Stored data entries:
* Begin *

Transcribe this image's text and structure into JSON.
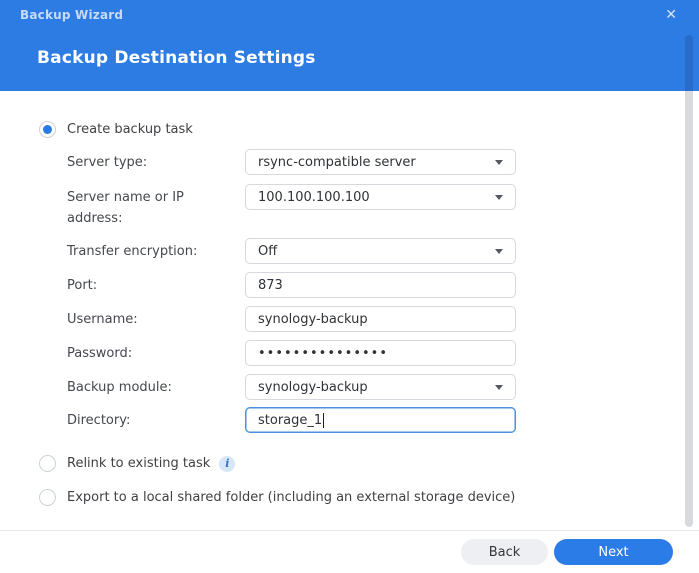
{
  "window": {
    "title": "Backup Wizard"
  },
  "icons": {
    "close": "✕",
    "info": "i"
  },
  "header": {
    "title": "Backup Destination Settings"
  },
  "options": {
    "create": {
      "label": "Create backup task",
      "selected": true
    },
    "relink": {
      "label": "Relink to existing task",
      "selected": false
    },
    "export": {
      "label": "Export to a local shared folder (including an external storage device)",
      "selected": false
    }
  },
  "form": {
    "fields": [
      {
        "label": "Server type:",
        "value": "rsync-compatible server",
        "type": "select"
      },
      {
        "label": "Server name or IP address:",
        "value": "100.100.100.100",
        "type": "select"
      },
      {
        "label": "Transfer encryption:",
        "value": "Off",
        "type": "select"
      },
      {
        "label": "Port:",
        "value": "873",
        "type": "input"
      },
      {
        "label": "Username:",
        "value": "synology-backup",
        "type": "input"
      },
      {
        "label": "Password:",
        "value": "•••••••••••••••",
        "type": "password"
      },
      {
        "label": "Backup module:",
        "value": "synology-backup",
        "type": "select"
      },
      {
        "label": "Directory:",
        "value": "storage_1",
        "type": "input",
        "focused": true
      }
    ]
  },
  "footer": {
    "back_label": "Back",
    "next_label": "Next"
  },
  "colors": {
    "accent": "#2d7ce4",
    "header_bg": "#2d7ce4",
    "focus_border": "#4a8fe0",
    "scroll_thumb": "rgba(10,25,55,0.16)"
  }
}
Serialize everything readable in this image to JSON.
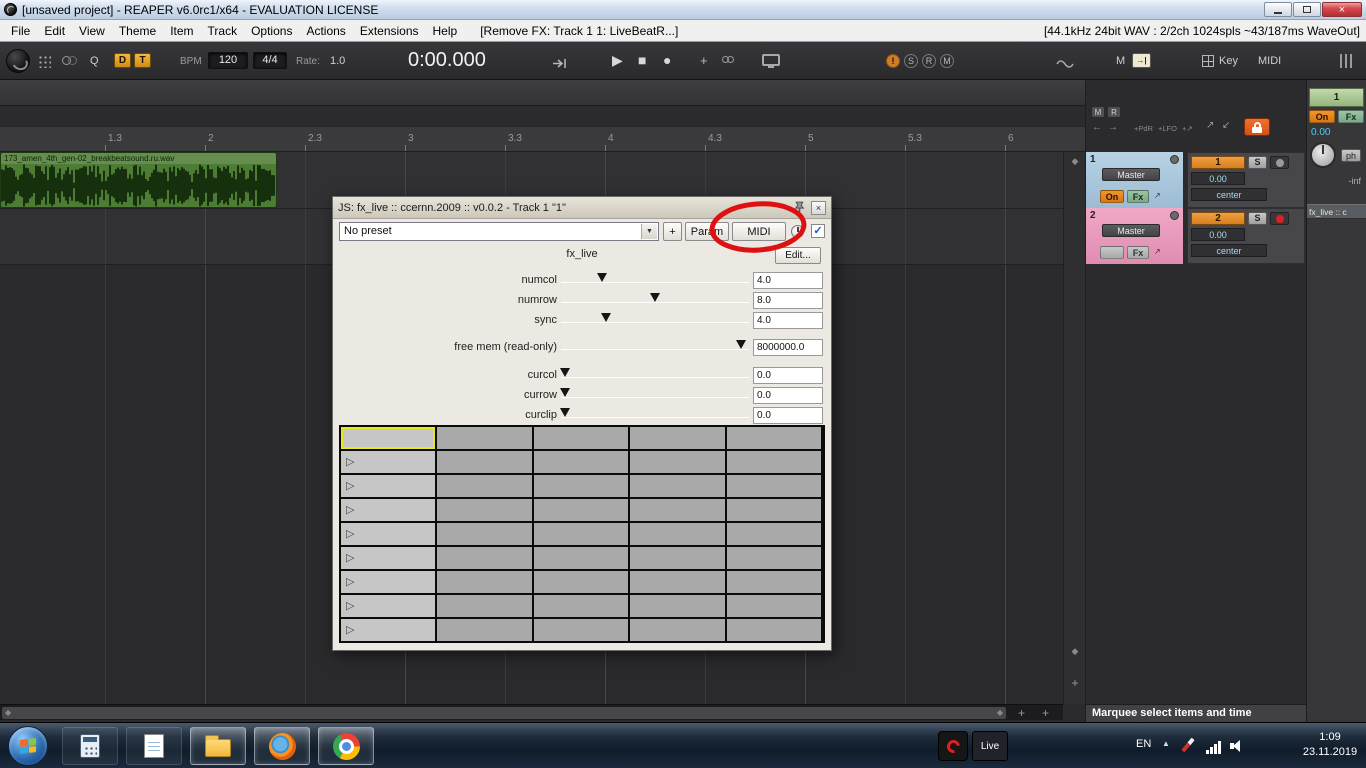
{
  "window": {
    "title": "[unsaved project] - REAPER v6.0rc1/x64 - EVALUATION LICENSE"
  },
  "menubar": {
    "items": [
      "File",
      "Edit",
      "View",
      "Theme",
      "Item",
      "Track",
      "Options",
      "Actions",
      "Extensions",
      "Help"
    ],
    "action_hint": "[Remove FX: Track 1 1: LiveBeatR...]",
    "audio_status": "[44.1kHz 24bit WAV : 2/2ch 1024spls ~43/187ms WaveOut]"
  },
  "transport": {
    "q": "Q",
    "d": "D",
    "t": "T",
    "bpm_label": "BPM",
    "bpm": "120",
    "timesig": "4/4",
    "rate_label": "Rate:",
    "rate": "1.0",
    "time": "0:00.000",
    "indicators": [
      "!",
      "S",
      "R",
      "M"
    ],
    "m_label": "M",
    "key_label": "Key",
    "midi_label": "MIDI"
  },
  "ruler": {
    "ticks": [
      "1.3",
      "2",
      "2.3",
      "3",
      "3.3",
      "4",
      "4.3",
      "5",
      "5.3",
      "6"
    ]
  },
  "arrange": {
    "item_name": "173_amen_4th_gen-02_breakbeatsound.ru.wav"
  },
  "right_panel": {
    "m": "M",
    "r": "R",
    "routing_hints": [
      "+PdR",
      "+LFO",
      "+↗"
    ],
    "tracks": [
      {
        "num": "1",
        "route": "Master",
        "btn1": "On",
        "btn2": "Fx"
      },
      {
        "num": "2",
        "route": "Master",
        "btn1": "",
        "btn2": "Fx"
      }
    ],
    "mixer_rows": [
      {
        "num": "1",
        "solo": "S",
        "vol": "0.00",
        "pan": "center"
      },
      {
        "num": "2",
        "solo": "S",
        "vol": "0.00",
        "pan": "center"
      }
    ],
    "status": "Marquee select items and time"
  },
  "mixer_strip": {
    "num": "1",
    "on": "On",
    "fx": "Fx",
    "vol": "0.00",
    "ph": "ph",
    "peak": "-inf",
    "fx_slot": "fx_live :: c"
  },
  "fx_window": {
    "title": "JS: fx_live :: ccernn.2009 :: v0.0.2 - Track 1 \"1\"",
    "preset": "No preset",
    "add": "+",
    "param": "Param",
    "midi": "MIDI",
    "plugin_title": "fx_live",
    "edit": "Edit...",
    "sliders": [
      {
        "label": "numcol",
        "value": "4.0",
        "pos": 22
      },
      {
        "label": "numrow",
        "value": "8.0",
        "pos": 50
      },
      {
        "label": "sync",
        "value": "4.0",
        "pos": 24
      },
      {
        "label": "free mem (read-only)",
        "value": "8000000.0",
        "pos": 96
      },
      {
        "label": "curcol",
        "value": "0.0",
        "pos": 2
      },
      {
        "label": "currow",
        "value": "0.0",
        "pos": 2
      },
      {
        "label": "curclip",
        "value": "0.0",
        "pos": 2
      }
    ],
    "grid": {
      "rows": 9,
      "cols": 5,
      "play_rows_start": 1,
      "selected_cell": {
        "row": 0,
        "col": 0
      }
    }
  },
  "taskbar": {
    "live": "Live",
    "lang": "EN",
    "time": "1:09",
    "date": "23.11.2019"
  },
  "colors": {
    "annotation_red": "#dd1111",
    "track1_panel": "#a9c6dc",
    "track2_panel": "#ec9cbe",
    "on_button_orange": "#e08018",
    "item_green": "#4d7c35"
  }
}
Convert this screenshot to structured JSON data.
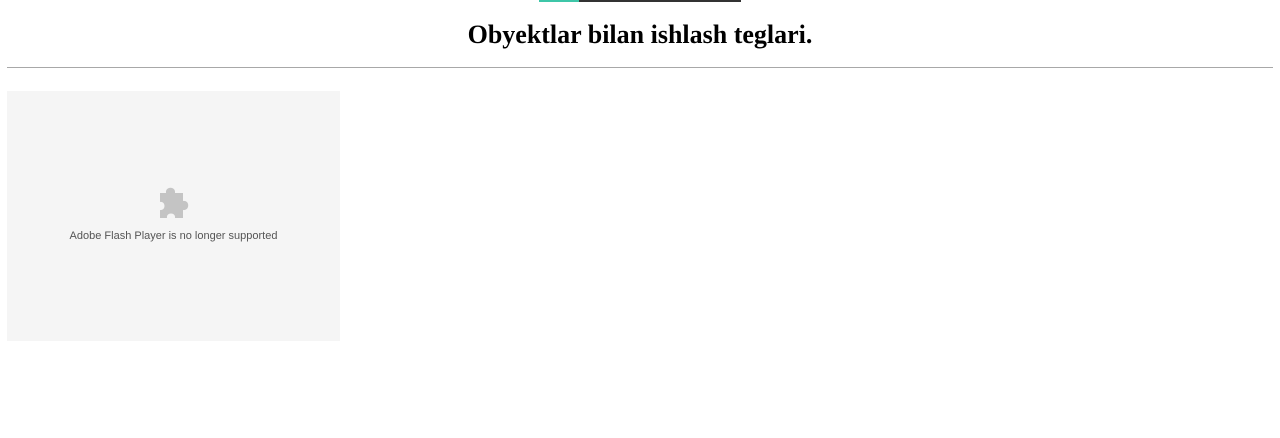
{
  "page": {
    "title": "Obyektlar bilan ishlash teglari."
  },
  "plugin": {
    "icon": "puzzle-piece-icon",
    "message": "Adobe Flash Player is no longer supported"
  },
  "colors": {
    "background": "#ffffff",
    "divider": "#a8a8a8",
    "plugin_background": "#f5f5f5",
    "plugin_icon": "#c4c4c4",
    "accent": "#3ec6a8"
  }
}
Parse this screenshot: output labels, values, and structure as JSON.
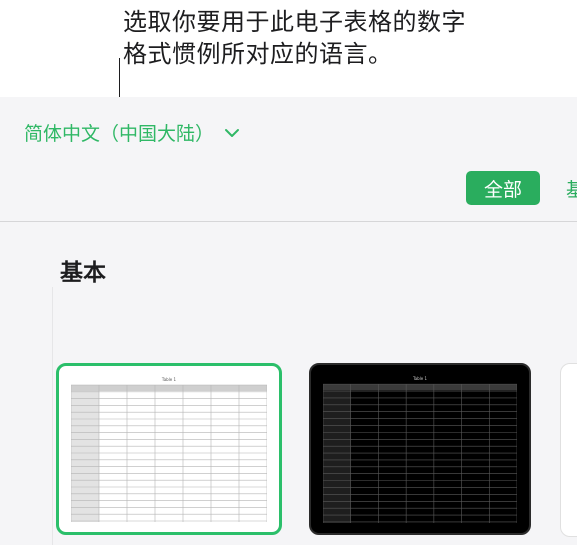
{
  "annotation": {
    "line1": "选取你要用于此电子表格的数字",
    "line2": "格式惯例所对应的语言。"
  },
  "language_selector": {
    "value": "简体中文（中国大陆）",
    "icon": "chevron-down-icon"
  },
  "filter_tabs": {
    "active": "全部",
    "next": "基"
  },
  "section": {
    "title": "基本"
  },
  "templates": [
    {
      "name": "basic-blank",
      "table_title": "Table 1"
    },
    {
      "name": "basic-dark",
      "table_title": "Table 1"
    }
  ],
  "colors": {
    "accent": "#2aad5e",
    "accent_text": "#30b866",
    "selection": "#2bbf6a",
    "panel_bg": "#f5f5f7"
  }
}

* End *

GOAL —
Your copy should repeat each entry above exactly but contain no pictures.

REPLY —
Transcribe this image's text and structure into JSON.
{
  "window": {
    "title": "Backup Wizard"
  },
  "icons": {
    "close": "✕",
    "info": "i"
  },
  "header": {
    "title": "Backup Destination Settings"
  },
  "options": {
    "create": {
      "label": "Create backup task",
      "selected": true
    },
    "relink": {
      "label": "Relink to existing task",
      "selected": false
    },
    "export": {
      "label": "Export to a local shared folder (including an external storage device)",
      "selected": false
    }
  },
  "form": {
    "fields": [
      {
        "label": "Server type:",
        "value": "rsync-compatible server",
        "type": "select"
      },
      {
        "label": "Server name or IP address:",
        "value": "100.100.100.100",
        "type": "select"
      },
      {
        "label": "Transfer encryption:",
        "value": "Off",
        "type": "select"
      },
      {
        "label": "Port:",
        "value": "873",
        "type": "input"
      },
      {
        "label": "Username:",
        "value": "synology-backup",
        "type": "input"
      },
      {
        "label": "Password:",
        "value": "•••••••••••••••",
        "type": "password"
      },
      {
        "label": "Backup module:",
        "value": "synology-backup",
        "type": "select"
      },
      {
        "label": "Directory:",
        "value": "storage_1",
        "type": "input",
        "focused": true
      }
    ]
  },
  "footer": {
    "back_label": "Back",
    "next_label": "Next"
  },
  "colors": {
    "accent": "#2d7ce4",
    "header_bg": "#2d7ce4",
    "focus_border": "#4a8fe0",
    "scroll_thumb": "rgba(10,25,55,0.16)"
  }
}
Serialize everything readable in this image to JSON.
{
  "window": {
    "title": "[unsaved project] - REAPER v6.0rc1/x64 - EVALUATION LICENSE"
  },
  "menubar": {
    "items": [
      "File",
      "Edit",
      "View",
      "Theme",
      "Item",
      "Track",
      "Options",
      "Actions",
      "Extensions",
      "Help"
    ],
    "action_hint": "[Remove FX: Track 1 1: LiveBeatR...]",
    "audio_status": "[44.1kHz 24bit WAV : 2/2ch 1024spls ~43/187ms WaveOut]"
  },
  "transport": {
    "q": "Q",
    "d": "D",
    "t": "T",
    "bpm_label": "BPM",
    "bpm": "120",
    "timesig": "4/4",
    "rate_label": "Rate:",
    "rate": "1.0",
    "time": "0:00.000",
    "indicators": [
      "!",
      "S",
      "R",
      "M"
    ],
    "m_label": "M",
    "key_label": "Key",
    "midi_label": "MIDI"
  },
  "ruler": {
    "ticks": [
      "1.3",
      "2",
      "2.3",
      "3",
      "3.3",
      "4",
      "4.3",
      "5",
      "5.3",
      "6"
    ]
  },
  "arrange": {
    "item_name": "173_amen_4th_gen-02_breakbeatsound.ru.wav"
  },
  "right_panel": {
    "m": "M",
    "r": "R",
    "routing_hints": [
      "+PdR",
      "+LFO",
      "+↗"
    ],
    "tracks": [
      {
        "num": "1",
        "route": "Master",
        "btn1": "On",
        "btn2": "Fx"
      },
      {
        "num": "2",
        "route": "Master",
        "btn1": "",
        "btn2": "Fx"
      }
    ],
    "mixer_rows": [
      {
        "num": "1",
        "solo": "S",
        "vol": "0.00",
        "pan": "center"
      },
      {
        "num": "2",
        "solo": "S",
        "vol": "0.00",
        "pan": "center"
      }
    ],
    "status": "Marquee select items and time"
  },
  "mixer_strip": {
    "num": "1",
    "on": "On",
    "fx": "Fx",
    "vol": "0.00",
    "ph": "ph",
    "peak": "-inf",
    "fx_slot": "fx_live :: c"
  },
  "fx_window": {
    "title": "JS: fx_live :: ccernn.2009 :: v0.0.2 - Track 1 \"1\"",
    "preset": "No preset",
    "add": "+",
    "param": "Param",
    "midi": "MIDI",
    "plugin_title": "fx_live",
    "edit": "Edit...",
    "sliders": [
      {
        "label": "numcol",
        "value": "4.0",
        "pos": 22
      },
      {
        "label": "numrow",
        "value": "8.0",
        "pos": 50
      },
      {
        "label": "sync",
        "value": "4.0",
        "pos": 24
      },
      {
        "label": "free mem (read-only)",
        "value": "8000000.0",
        "pos": 96
      },
      {
        "label": "curcol",
        "value": "0.0",
        "pos": 2
      },
      {
        "label": "currow",
        "value": "0.0",
        "pos": 2
      },
      {
        "label": "curclip",
        "value": "0.0",
        "pos": 2
      }
    ],
    "grid": {
      "rows": 9,
      "cols": 5,
      "play_rows_start": 1,
      "selected_cell": {
        "row": 0,
        "col": 0
      }
    }
  },
  "taskbar": {
    "live": "Live",
    "lang": "EN",
    "time": "1:09",
    "date": "23.11.2019"
  },
  "colors": {
    "annotation_red": "#dd1111",
    "track1_panel": "#a9c6dc",
    "track2_panel": "#ec9cbe",
    "on_button_orange": "#e08018",
    "item_green": "#4d7c35"
  }
}
Convert this screenshot to structured JSON data.
{
  "page": {
    "title": "Obyektlar bilan ishlash teglari."
  },
  "plugin": {
    "icon": "puzzle-piece-icon",
    "message": "Adobe Flash Player is no longer supported"
  },
  "colors": {
    "background": "#ffffff",
    "divider": "#a8a8a8",
    "plugin_background": "#f5f5f5",
    "plugin_icon": "#c4c4c4",
    "accent": "#3ec6a8"
  }
}
Parse this screenshot: output labels, values, and structure as JSON.
{
  "annotation": {
    "line1": "选取你要用于此电子表格的数字",
    "line2": "格式惯例所对应的语言。"
  },
  "language_selector": {
    "value": "简体中文（中国大陆）",
    "icon": "chevron-down-icon"
  },
  "filter_tabs": {
    "active": "全部",
    "next": "基"
  },
  "section": {
    "title": "基本"
  },
  "templates": [
    {
      "name": "basic-blank",
      "table_title": "Table 1"
    },
    {
      "name": "basic-dark",
      "table_title": "Table 1"
    }
  ],
  "colors": {
    "accent": "#2aad5e",
    "accent_text": "#30b866",
    "selection": "#2bbf6a",
    "panel_bg": "#f5f5f7"
  }
}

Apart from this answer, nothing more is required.